··· Data excerpts

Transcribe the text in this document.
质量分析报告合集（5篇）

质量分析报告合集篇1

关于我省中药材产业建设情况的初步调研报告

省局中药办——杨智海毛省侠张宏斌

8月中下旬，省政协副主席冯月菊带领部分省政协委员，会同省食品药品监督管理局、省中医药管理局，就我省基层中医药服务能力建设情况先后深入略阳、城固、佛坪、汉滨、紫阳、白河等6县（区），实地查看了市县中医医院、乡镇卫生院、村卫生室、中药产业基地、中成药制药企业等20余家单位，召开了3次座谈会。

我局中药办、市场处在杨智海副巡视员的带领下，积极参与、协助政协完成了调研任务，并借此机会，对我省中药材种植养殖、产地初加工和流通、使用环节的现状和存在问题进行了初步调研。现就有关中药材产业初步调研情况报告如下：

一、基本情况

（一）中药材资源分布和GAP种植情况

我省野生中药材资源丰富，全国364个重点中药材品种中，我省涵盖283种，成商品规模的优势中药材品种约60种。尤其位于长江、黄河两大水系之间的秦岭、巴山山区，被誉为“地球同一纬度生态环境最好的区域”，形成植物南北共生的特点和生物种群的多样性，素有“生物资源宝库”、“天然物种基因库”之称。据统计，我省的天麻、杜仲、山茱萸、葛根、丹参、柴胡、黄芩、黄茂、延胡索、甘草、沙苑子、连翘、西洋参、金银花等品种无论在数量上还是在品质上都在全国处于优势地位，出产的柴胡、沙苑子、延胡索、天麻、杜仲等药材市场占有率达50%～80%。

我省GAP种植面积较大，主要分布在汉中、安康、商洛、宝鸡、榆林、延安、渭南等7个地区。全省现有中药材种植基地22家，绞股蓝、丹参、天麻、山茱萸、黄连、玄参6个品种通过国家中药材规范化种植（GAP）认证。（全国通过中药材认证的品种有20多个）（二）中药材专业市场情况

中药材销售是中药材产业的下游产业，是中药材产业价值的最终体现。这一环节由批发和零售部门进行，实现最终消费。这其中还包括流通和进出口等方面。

······
··· Data excerpts

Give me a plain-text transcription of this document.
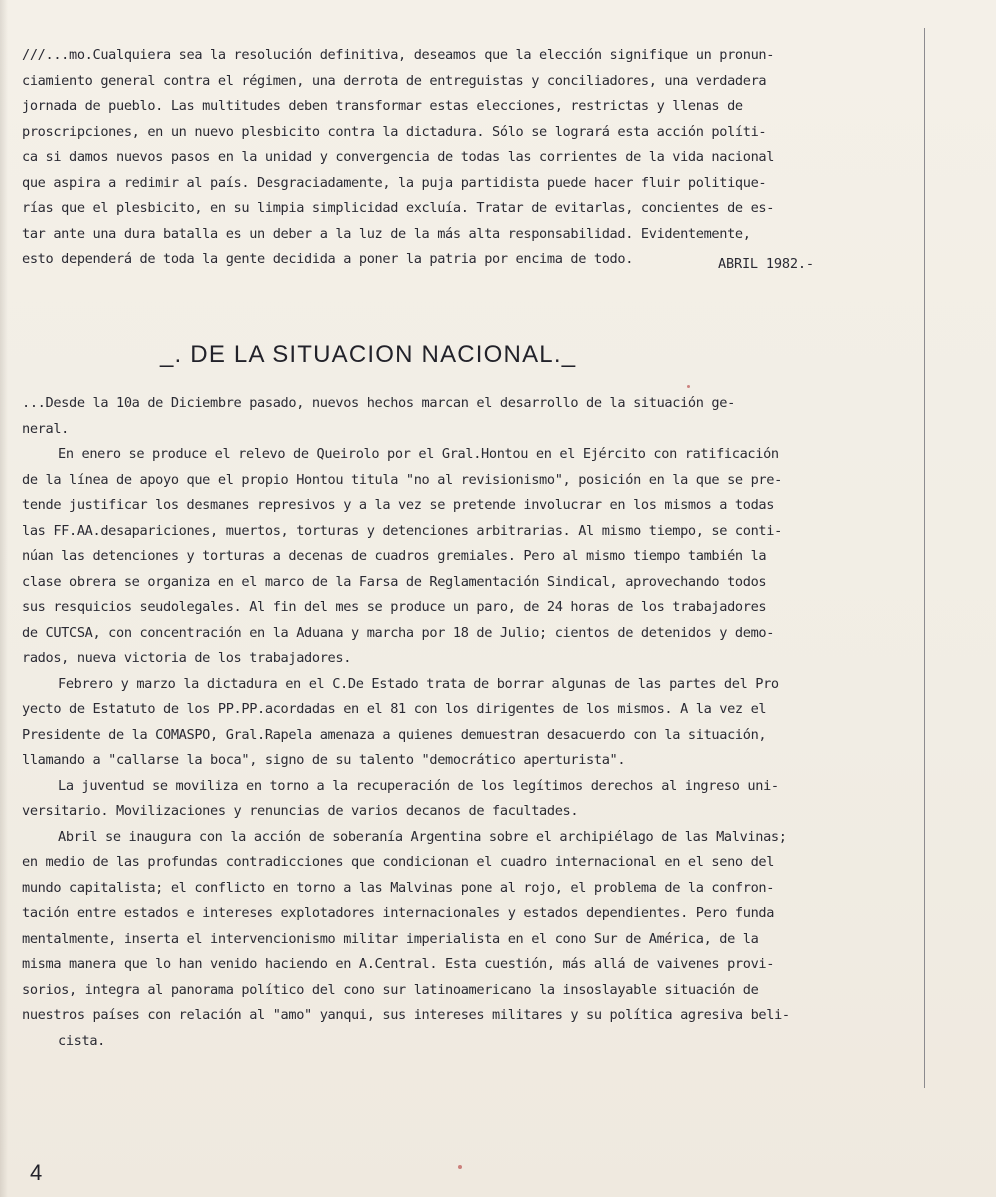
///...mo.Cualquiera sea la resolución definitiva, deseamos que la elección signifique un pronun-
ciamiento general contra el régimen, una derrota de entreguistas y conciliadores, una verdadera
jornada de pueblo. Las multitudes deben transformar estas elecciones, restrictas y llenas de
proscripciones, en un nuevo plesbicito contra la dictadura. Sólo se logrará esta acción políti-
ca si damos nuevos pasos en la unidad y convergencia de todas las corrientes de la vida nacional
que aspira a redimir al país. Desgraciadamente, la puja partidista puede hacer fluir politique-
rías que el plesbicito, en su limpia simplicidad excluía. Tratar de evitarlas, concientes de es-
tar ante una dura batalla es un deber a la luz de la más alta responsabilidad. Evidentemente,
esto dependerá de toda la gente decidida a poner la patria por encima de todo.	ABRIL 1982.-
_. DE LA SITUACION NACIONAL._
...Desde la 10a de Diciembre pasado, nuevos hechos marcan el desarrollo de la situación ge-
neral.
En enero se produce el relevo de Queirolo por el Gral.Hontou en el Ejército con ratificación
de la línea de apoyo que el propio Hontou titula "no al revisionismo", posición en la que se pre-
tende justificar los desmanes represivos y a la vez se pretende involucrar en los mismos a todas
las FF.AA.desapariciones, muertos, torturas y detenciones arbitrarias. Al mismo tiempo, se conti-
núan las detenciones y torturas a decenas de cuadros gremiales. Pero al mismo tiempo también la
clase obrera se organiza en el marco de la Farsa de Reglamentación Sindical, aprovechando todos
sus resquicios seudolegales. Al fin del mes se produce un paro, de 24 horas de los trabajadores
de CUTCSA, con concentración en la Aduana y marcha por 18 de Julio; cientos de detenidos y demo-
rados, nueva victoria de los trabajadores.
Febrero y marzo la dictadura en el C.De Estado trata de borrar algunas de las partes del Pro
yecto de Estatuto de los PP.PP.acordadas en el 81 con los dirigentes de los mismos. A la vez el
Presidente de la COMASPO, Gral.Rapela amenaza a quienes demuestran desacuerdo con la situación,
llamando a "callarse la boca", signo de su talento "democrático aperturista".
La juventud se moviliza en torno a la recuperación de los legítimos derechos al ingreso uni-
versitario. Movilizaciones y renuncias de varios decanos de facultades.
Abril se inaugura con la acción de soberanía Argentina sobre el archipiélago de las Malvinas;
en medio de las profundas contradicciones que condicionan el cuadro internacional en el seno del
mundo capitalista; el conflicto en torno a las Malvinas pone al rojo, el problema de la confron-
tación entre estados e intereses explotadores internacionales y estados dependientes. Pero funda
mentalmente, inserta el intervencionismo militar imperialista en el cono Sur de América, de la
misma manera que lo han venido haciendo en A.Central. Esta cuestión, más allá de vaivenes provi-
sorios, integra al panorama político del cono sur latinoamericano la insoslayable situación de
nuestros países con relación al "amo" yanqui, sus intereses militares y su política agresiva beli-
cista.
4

······
··· Data excerpts

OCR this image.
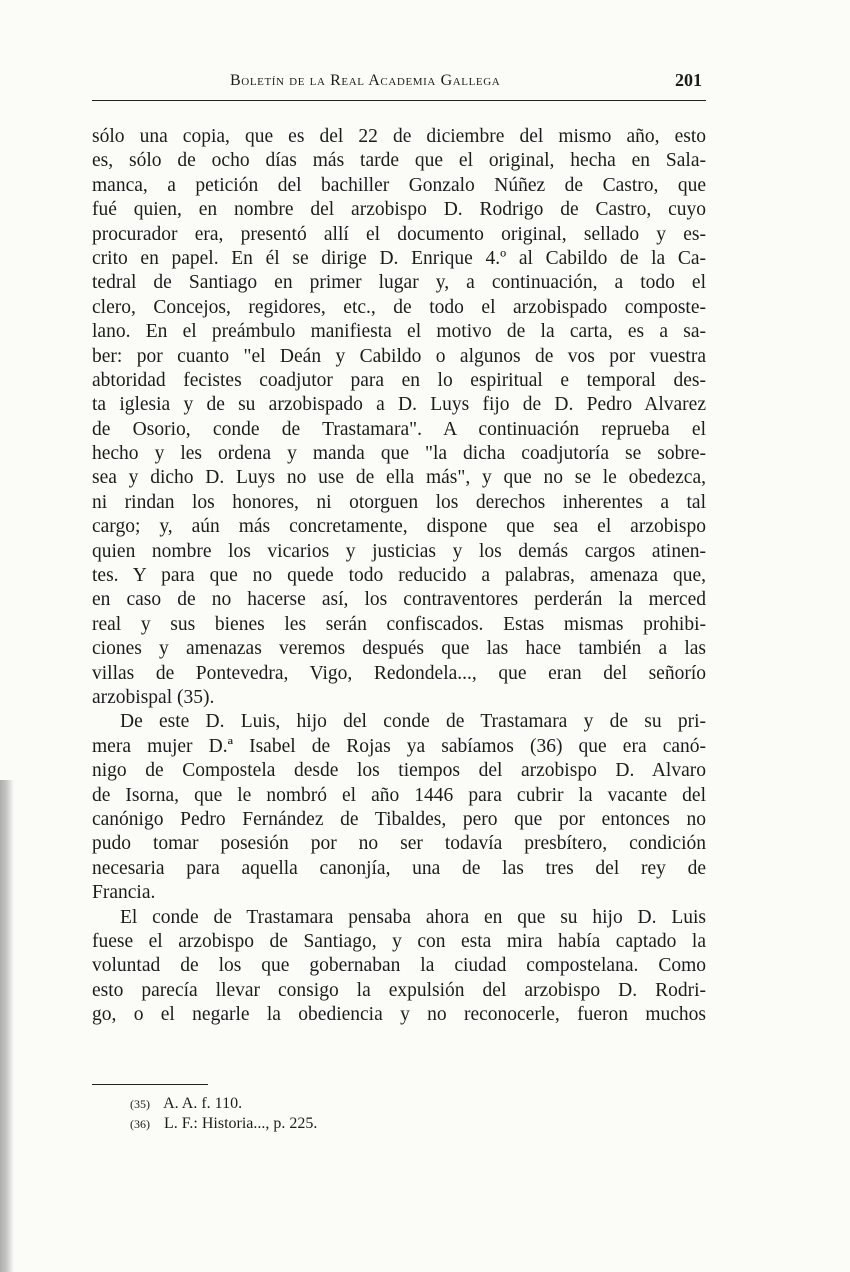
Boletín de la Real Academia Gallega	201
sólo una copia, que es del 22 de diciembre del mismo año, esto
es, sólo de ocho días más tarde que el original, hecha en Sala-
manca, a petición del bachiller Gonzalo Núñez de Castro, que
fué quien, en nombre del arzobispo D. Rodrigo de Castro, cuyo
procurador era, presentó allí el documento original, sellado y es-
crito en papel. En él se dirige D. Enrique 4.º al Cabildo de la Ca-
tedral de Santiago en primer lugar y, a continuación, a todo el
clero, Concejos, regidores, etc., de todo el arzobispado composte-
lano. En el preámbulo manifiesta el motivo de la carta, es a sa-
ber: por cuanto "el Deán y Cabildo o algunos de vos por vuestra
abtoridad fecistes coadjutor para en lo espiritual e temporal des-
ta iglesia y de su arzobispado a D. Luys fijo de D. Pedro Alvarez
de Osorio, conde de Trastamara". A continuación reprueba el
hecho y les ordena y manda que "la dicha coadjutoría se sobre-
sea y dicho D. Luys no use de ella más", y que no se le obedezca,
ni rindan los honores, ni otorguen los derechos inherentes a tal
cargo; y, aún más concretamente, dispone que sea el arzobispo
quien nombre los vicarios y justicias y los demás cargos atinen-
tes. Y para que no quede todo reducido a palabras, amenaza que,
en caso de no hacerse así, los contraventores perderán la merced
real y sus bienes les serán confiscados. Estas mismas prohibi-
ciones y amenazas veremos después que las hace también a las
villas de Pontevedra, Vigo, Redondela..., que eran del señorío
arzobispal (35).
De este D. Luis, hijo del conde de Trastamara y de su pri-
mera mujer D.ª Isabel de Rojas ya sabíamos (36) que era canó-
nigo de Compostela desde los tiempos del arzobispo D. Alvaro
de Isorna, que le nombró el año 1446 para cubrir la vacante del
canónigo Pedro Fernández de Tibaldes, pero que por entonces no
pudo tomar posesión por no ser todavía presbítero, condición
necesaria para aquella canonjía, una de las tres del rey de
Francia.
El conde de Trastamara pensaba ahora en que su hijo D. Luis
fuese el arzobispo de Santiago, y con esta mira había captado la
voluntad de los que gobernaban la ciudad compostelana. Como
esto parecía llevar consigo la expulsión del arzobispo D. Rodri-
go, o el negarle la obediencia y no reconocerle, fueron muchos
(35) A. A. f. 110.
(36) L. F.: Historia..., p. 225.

······

▶ [Task statement] Tally the lines in the records above that contain the word "nuevos", and give only that number.

▶ [Answer to this exercise] 2